Repeat each line exactly, leaving nothing out.

+---+

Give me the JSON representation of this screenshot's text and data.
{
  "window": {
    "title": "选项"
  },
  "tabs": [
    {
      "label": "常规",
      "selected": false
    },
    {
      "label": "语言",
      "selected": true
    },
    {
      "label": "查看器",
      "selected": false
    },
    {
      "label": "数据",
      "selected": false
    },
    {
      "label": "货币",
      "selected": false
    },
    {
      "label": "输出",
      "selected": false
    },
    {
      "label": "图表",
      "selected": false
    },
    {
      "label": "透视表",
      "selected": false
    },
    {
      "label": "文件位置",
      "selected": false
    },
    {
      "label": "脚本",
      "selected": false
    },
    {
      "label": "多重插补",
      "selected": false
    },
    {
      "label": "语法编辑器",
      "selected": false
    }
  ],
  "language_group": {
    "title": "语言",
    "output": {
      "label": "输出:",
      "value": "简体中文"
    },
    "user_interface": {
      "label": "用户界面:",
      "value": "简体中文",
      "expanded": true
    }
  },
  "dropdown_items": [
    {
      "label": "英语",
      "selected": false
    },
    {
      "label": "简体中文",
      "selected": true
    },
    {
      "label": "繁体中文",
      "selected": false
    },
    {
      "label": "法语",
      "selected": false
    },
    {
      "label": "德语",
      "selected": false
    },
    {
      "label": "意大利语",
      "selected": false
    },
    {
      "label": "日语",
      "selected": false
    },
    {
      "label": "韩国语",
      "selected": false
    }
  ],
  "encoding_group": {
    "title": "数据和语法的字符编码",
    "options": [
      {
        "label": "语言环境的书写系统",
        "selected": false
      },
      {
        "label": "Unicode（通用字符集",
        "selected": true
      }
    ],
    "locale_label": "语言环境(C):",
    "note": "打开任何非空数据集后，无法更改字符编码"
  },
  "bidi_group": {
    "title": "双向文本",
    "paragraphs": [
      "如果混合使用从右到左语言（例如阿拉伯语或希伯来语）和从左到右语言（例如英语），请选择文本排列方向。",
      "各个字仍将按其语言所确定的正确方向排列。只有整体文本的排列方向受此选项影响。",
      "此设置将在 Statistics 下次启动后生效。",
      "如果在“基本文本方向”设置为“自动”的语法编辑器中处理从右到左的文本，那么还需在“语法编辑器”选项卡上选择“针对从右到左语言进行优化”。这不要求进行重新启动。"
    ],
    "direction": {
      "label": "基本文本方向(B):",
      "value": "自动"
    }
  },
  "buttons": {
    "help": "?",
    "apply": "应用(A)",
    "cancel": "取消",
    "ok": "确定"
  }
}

+---+

* ANSWER TO THE EXERCISE *
Give me the JSON representation of this screenshot's text and data.
{
  "window": {
    "title": "选项"
  },
  "tabs": [
    {
      "label": "常规",
      "selected": false
    },
    {
      "label": "语言",
      "selected": true
    },
    {
      "label": "查看器",
      "selected": false
    },
    {
      "label": "数据",
      "selected": false
    },
    {
      "label": "货币",
      "selected": false
    },
    {
      "label": "输出",
      "selected": false
    },
    {
      "label": "图表",
      "selected": false
    },
    {
      "label": "透视表",
      "selected": false
    },
    {
      "label": "文件位置",
      "selected": false
    },
    {
      "label": "脚本",
      "selected": false
    },
    {
      "label": "多重插补",
      "selected": false
    },
    {
      "label": "语法编辑器",
      "selected": false
    }
  ],
  "language_group": {
    "title": "语言",
    "output": {
      "label": "输出:",
      "value": "简体中文"
    },
    "user_interface": {
      "label": "用户界面:",
      "value": "简体中文",
      "expanded": true
    }
  },
  "dropdown_items": [
    {
      "label": "英语",
      "selected": false
    },
    {
      "label": "简体中文",
      "selected": true
    },
    {
      "label": "繁体中文",
      "selected": false
    },
    {
      "label": "法语",
      "selected": false
    },
    {
      "label": "德语",
      "selected": false
    },
    {
      "label": "意大利语",
      "selected": false
    },
    {
      "label": "日语",
      "selected": false
    },
    {
      "label": "韩国语",
      "selected": false
    }
  ],
  "encoding_group": {
    "title": "数据和语法的字符编码",
    "options": [
      {
        "label": "语言环境的书写系统",
        "selected": false
      },
      {
        "label": "Unicode（通用字符集",
        "selected": true
      }
    ],
    "locale_label": "语言环境(C):",
    "note": "打开任何非空数据集后，无法更改字符编码"
  },
  "bidi_group": {
    "title": "双向文本",
    "paragraphs": [
      "如果混合使用从右到左语言（例如阿拉伯语或希伯来语）和从左到右语言（例如英语），请选择文本排列方向。",
      "各个字仍将按其语言所确定的正确方向排列。只有整体文本的排列方向受此选项影响。",
      "此设置将在 Statistics 下次启动后生效。",
      "如果在“基本文本方向”设置为“自动”的语法编辑器中处理从右到左的文本，那么还需在“语法编辑器”选项卡上选择“针对从右到左语言进行优化”。这不要求进行重新启动。"
    ],
    "direction": {
      "label": "基本文本方向(B):",
      "value": "自动"
    }
  },
  "buttons": {
    "help": "?",
    "apply": "应用(A)",
    "cancel": "取消",
    "ok": "确定"
  }
}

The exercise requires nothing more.